## [Data for the task]
■ ■ ■

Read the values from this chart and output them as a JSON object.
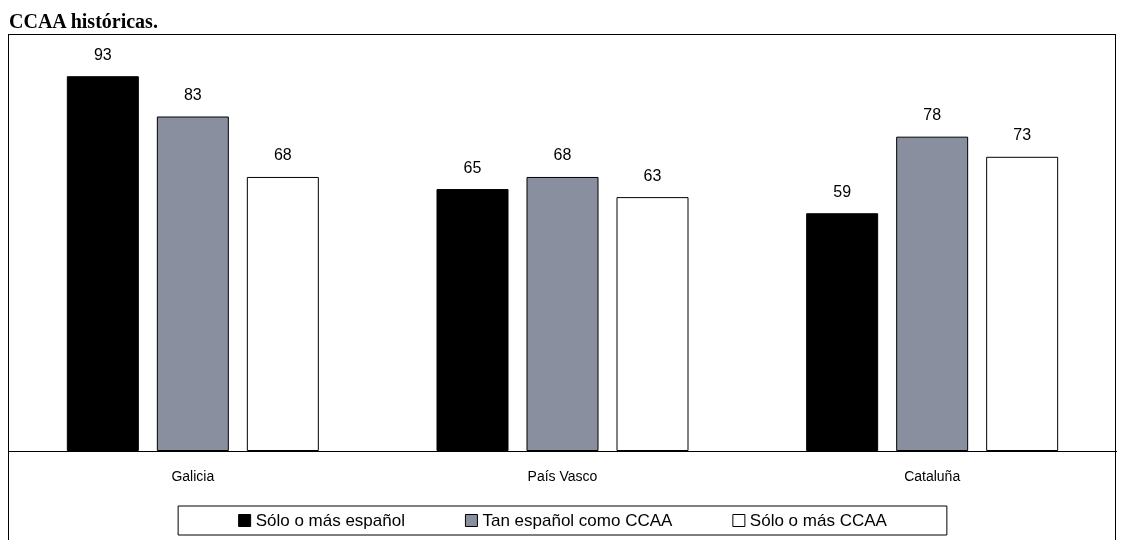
{
  "chart_data": {
    "type": "bar",
    "title": "CCAA históricas.",
    "categories": [
      "Galicia",
      "País Vasco",
      "Cataluña"
    ],
    "series": [
      {
        "name": "Sólo o más español",
        "color": "#000000",
        "values": [
          93,
          65,
          59
        ]
      },
      {
        "name": "Tan español como CCAA",
        "color": "#8a8fa0",
        "values": [
          83,
          68,
          78
        ]
      },
      {
        "name": "Sólo o más CCAA",
        "color": "#ffffff",
        "values": [
          68,
          63,
          73
        ]
      }
    ],
    "data_labels": true,
    "legend": "bottom",
    "grid": false
  }
}
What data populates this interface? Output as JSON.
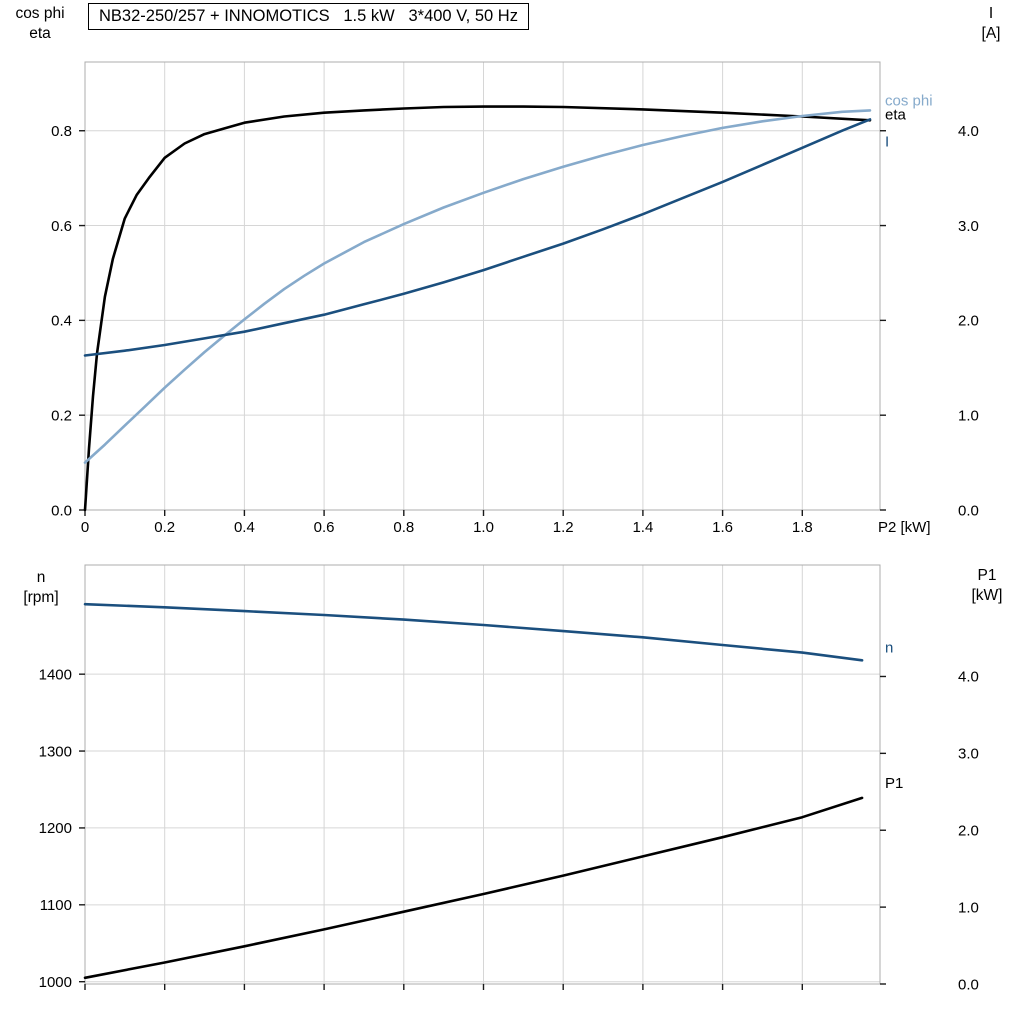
{
  "title_box": "NB32-250/257 + INNOMOTICS   1.5 kW   3*400 V, 50 Hz",
  "colors": {
    "black": "#000000",
    "dark_blue": "#1b4f7e",
    "light_blue": "#86aacb",
    "grid": "#d6d6d6",
    "frame": "#acacac",
    "tick": "#1a1a1a",
    "text": "#000000"
  },
  "chart_data": [
    {
      "type": "line",
      "panel": "top",
      "ylabel_left": "cos phi\neta",
      "ylabel_right": "I\n[A]",
      "xlabel": "P2 [kW]",
      "grid": true,
      "xlim": [
        0,
        1.995
      ],
      "xticks": [
        0,
        0.2,
        0.4,
        0.6,
        0.8,
        1.0,
        1.2,
        1.4,
        1.6,
        1.8
      ],
      "xtick_labels": [
        "0",
        "0.2",
        "0.4",
        "0.6",
        "0.8",
        "1.0",
        "1.2",
        "1.4",
        "1.6",
        "1.8"
      ],
      "ylim_left": [
        0,
        0.945
      ],
      "yticks_left": [
        0.0,
        0.2,
        0.4,
        0.6,
        0.8
      ],
      "ytick_labels_left": [
        "0.0",
        "0.2",
        "0.4",
        "0.6",
        "0.8"
      ],
      "ylim_right": [
        0,
        4.725
      ],
      "yticks_right": [
        0.0,
        1.0,
        2.0,
        3.0,
        4.0
      ],
      "ytick_labels_right": [
        "0.0",
        "1.0",
        "2.0",
        "3.0",
        "4.0"
      ],
      "series": [
        {
          "name": "eta",
          "label": "eta",
          "axis": "left",
          "color": "black",
          "label_dy": -6,
          "x": [
            0,
            0.01,
            0.02,
            0.03,
            0.05,
            0.07,
            0.1,
            0.13,
            0.16,
            0.2,
            0.25,
            0.3,
            0.4,
            0.5,
            0.6,
            0.7,
            0.8,
            0.9,
            1.0,
            1.1,
            1.2,
            1.4,
            1.6,
            1.8,
            1.97
          ],
          "y": [
            0,
            0.13,
            0.24,
            0.33,
            0.45,
            0.53,
            0.615,
            0.665,
            0.7,
            0.743,
            0.773,
            0.793,
            0.817,
            0.83,
            0.838,
            0.843,
            0.847,
            0.85,
            0.851,
            0.851,
            0.85,
            0.845,
            0.838,
            0.83,
            0.822
          ]
        },
        {
          "name": "cos-phi",
          "label": "cos phi",
          "axis": "left",
          "color": "light_blue",
          "label_dy": -10,
          "x": [
            0,
            0.05,
            0.1,
            0.15,
            0.2,
            0.25,
            0.3,
            0.35,
            0.4,
            0.45,
            0.5,
            0.55,
            0.6,
            0.7,
            0.8,
            0.9,
            1.0,
            1.1,
            1.2,
            1.3,
            1.4,
            1.5,
            1.6,
            1.7,
            1.8,
            1.9,
            1.97
          ],
          "y": [
            0.1,
            0.138,
            0.178,
            0.218,
            0.258,
            0.296,
            0.333,
            0.368,
            0.402,
            0.435,
            0.466,
            0.494,
            0.52,
            0.565,
            0.603,
            0.638,
            0.669,
            0.698,
            0.724,
            0.748,
            0.77,
            0.789,
            0.806,
            0.82,
            0.831,
            0.84,
            0.843
          ]
        },
        {
          "name": "current",
          "label": "I",
          "axis": "right",
          "color": "dark_blue",
          "label_dy": 22,
          "x": [
            0,
            0.1,
            0.2,
            0.3,
            0.4,
            0.5,
            0.6,
            0.7,
            0.8,
            0.9,
            1.0,
            1.1,
            1.2,
            1.3,
            1.4,
            1.5,
            1.6,
            1.7,
            1.8,
            1.9,
            1.97
          ],
          "y": [
            1.63,
            1.68,
            1.74,
            1.81,
            1.88,
            1.97,
            2.06,
            2.17,
            2.28,
            2.4,
            2.53,
            2.67,
            2.81,
            2.96,
            3.12,
            3.29,
            3.46,
            3.64,
            3.82,
            4.0,
            4.12
          ]
        }
      ]
    },
    {
      "type": "line",
      "panel": "bottom",
      "ylabel_left": "n\n[rpm]",
      "ylabel_right": "P1\n[kW]",
      "xlabel": "",
      "grid": true,
      "xlim": [
        0,
        1.995
      ],
      "xticks": [
        0,
        0.2,
        0.4,
        0.6,
        0.8,
        1.0,
        1.2,
        1.4,
        1.6,
        1.8
      ],
      "xtick_labels": [],
      "ylim_left": [
        997,
        1542
      ],
      "yticks_left": [
        1000,
        1100,
        1200,
        1300,
        1400
      ],
      "ytick_labels_left": [
        "1000",
        "1100",
        "1200",
        "1300",
        "1400"
      ],
      "ylim_right": [
        0,
        5.45
      ],
      "yticks_right": [
        0.0,
        1.0,
        2.0,
        3.0,
        4.0
      ],
      "ytick_labels_right": [
        "0.0",
        "1.0",
        "2.0",
        "3.0",
        "4.0"
      ],
      "series": [
        {
          "name": "speed",
          "label": "n",
          "axis": "left",
          "color": "dark_blue",
          "label_dy": -13,
          "x": [
            0,
            0.2,
            0.4,
            0.6,
            0.8,
            1.0,
            1.2,
            1.4,
            1.6,
            1.8,
            1.95
          ],
          "y": [
            1491,
            1487,
            1482,
            1477,
            1471,
            1464,
            1456,
            1448,
            1438,
            1428,
            1418
          ]
        },
        {
          "name": "input-power",
          "label": "P1",
          "axis": "right",
          "color": "black",
          "label_dy": -15,
          "x": [
            0,
            0.2,
            0.4,
            0.6,
            0.8,
            1.0,
            1.2,
            1.4,
            1.6,
            1.8,
            1.95
          ],
          "y": [
            0.08,
            0.28,
            0.49,
            0.71,
            0.94,
            1.17,
            1.41,
            1.66,
            1.91,
            2.17,
            2.42
          ]
        }
      ]
    }
  ]
}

■ ■ ■

The material above holds pictures; copy everything else in it exactly.

Read the values from this chart and output them as a JSON object.
{
  "chart_data": {
    "type": "bar",
    "title": "CCAA históricas.",
    "categories": [
      "Galicia",
      "País Vasco",
      "Cataluña"
    ],
    "series": [
      {
        "name": "Sólo o más español",
        "color": "#000000",
        "values": [
          93,
          65,
          59
        ]
      },
      {
        "name": "Tan español como CCAA",
        "color": "#8a8fa0",
        "values": [
          83,
          68,
          78
        ]
      },
      {
        "name": "Sólo o más CCAA",
        "color": "#ffffff",
        "values": [
          68,
          63,
          73
        ]
      }
    ],
    "data_labels": true,
    "legend": "bottom",
    "grid": false
  }
}
What data populates this interface? Output as JSON.
{
  "title_box": "NB32-250/257 + INNOMOTICS   1.5 kW   3*400 V, 50 Hz",
  "colors": {
    "black": "#000000",
    "dark_blue": "#1b4f7e",
    "light_blue": "#86aacb",
    "grid": "#d6d6d6",
    "frame": "#acacac",
    "tick": "#1a1a1a",
    "text": "#000000"
  },
  "chart_data": [
    {
      "type": "line",
      "panel": "top",
      "ylabel_left": "cos phi\neta",
      "ylabel_right": "I\n[A]",
      "xlabel": "P2 [kW]",
      "grid": true,
      "xlim": [
        0,
        1.995
      ],
      "xticks": [
        0,
        0.2,
        0.4,
        0.6,
        0.8,
        1.0,
        1.2,
        1.4,
        1.6,
        1.8
      ],
      "xtick_labels": [
        "0",
        "0.2",
        "0.4",
        "0.6",
        "0.8",
        "1.0",
        "1.2",
        "1.4",
        "1.6",
        "1.8"
      ],
      "ylim_left": [
        0,
        0.945
      ],
      "yticks_left": [
        0.0,
        0.2,
        0.4,
        0.6,
        0.8
      ],
      "ytick_labels_left": [
        "0.0",
        "0.2",
        "0.4",
        "0.6",
        "0.8"
      ],
      "ylim_right": [
        0,
        4.725
      ],
      "yticks_right": [
        0.0,
        1.0,
        2.0,
        3.0,
        4.0
      ],
      "ytick_labels_right": [
        "0.0",
        "1.0",
        "2.0",
        "3.0",
        "4.0"
      ],
      "series": [
        {
          "name": "eta",
          "label": "eta",
          "axis": "left",
          "color": "black",
          "label_dy": -6,
          "x": [
            0,
            0.01,
            0.02,
            0.03,
            0.05,
            0.07,
            0.1,
            0.13,
            0.16,
            0.2,
            0.25,
            0.3,
            0.4,
            0.5,
            0.6,
            0.7,
            0.8,
            0.9,
            1.0,
            1.1,
            1.2,
            1.4,
            1.6,
            1.8,
            1.97
          ],
          "y": [
            0,
            0.13,
            0.24,
            0.33,
            0.45,
            0.53,
            0.615,
            0.665,
            0.7,
            0.743,
            0.773,
            0.793,
            0.817,
            0.83,
            0.838,
            0.843,
            0.847,
            0.85,
            0.851,
            0.851,
            0.85,
            0.845,
            0.838,
            0.83,
            0.822
          ]
        },
        {
          "name": "cos-phi",
          "label": "cos phi",
          "axis": "left",
          "color": "light_blue",
          "label_dy": -10,
          "x": [
            0,
            0.05,
            0.1,
            0.15,
            0.2,
            0.25,
            0.3,
            0.35,
            0.4,
            0.45,
            0.5,
            0.55,
            0.6,
            0.7,
            0.8,
            0.9,
            1.0,
            1.1,
            1.2,
            1.3,
            1.4,
            1.5,
            1.6,
            1.7,
            1.8,
            1.9,
            1.97
          ],
          "y": [
            0.1,
            0.138,
            0.178,
            0.218,
            0.258,
            0.296,
            0.333,
            0.368,
            0.402,
            0.435,
            0.466,
            0.494,
            0.52,
            0.565,
            0.603,
            0.638,
            0.669,
            0.698,
            0.724,
            0.748,
            0.77,
            0.789,
            0.806,
            0.82,
            0.831,
            0.84,
            0.843
          ]
        },
        {
          "name": "current",
          "label": "I",
          "axis": "right",
          "color": "dark_blue",
          "label_dy": 22,
          "x": [
            0,
            0.1,
            0.2,
            0.3,
            0.4,
            0.5,
            0.6,
            0.7,
            0.8,
            0.9,
            1.0,
            1.1,
            1.2,
            1.3,
            1.4,
            1.5,
            1.6,
            1.7,
            1.8,
            1.9,
            1.97
          ],
          "y": [
            1.63,
            1.68,
            1.74,
            1.81,
            1.88,
            1.97,
            2.06,
            2.17,
            2.28,
            2.4,
            2.53,
            2.67,
            2.81,
            2.96,
            3.12,
            3.29,
            3.46,
            3.64,
            3.82,
            4.0,
            4.12
          ]
        }
      ]
    },
    {
      "type": "line",
      "panel": "bottom",
      "ylabel_left": "n\n[rpm]",
      "ylabel_right": "P1\n[kW]",
      "xlabel": "",
      "grid": true,
      "xlim": [
        0,
        1.995
      ],
      "xticks": [
        0,
        0.2,
        0.4,
        0.6,
        0.8,
        1.0,
        1.2,
        1.4,
        1.6,
        1.8
      ],
      "xtick_labels": [],
      "ylim_left": [
        997,
        1542
      ],
      "yticks_left": [
        1000,
        1100,
        1200,
        1300,
        1400
      ],
      "ytick_labels_left": [
        "1000",
        "1100",
        "1200",
        "1300",
        "1400"
      ],
      "ylim_right": [
        0,
        5.45
      ],
      "yticks_right": [
        0.0,
        1.0,
        2.0,
        3.0,
        4.0
      ],
      "ytick_labels_right": [
        "0.0",
        "1.0",
        "2.0",
        "3.0",
        "4.0"
      ],
      "series": [
        {
          "name": "speed",
          "label": "n",
          "axis": "left",
          "color": "dark_blue",
          "label_dy": -13,
          "x": [
            0,
            0.2,
            0.4,
            0.6,
            0.8,
            1.0,
            1.2,
            1.4,
            1.6,
            1.8,
            1.95
          ],
          "y": [
            1491,
            1487,
            1482,
            1477,
            1471,
            1464,
            1456,
            1448,
            1438,
            1428,
            1418
          ]
        },
        {
          "name": "input-power",
          "label": "P1",
          "axis": "right",
          "color": "black",
          "label_dy": -15,
          "x": [
            0,
            0.2,
            0.4,
            0.6,
            0.8,
            1.0,
            1.2,
            1.4,
            1.6,
            1.8,
            1.95
          ],
          "y": [
            0.08,
            0.28,
            0.49,
            0.71,
            0.94,
            1.17,
            1.41,
            1.66,
            1.91,
            2.17,
            2.42
          ]
        }
      ]
    }
  ]
}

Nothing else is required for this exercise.